(Data entries)
——————————
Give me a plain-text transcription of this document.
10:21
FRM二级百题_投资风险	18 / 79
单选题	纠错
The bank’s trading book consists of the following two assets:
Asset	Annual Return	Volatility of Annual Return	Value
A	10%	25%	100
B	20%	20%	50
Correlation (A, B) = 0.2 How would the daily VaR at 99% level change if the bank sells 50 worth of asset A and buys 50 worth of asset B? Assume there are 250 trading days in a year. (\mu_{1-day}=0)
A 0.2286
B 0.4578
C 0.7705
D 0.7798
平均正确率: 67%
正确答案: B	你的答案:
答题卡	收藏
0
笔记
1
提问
——————————
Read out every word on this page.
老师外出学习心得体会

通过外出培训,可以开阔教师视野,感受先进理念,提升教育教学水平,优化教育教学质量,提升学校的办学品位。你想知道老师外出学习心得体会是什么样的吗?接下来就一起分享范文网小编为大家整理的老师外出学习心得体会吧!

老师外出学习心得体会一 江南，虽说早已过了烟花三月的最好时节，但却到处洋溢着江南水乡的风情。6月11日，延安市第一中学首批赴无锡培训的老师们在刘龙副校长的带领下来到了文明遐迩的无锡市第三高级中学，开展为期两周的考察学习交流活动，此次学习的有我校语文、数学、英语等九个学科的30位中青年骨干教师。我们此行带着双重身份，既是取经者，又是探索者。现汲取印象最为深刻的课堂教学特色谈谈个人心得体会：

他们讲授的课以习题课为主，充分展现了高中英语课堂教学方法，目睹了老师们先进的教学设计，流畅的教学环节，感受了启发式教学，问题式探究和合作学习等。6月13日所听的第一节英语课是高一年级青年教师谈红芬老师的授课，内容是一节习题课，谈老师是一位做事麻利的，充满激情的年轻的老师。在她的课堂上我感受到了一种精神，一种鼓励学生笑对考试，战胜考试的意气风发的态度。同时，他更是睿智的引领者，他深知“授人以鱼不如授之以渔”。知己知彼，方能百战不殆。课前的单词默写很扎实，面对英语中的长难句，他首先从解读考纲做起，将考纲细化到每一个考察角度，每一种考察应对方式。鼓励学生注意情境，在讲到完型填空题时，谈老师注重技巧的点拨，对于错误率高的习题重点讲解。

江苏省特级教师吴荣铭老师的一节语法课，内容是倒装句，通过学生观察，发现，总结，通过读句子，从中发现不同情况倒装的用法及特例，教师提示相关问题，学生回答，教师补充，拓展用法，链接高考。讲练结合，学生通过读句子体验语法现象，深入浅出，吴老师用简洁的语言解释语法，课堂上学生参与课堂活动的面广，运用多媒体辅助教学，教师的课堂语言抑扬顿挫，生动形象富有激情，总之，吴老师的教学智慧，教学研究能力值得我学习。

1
——————————
The problem ->
Find the word "trading" in the data and show each line that holds it.

Solution for this exercise ->
The bank’s trading book consists of the following two assets:
Correlation (A, B) = 0.2 How would the daily VaR at 99% level change if the bank sells 50 worth of asset A and buys 50 worth of asset B? Assume there are 250 trading days in a year. (\mu_{1-day}=0)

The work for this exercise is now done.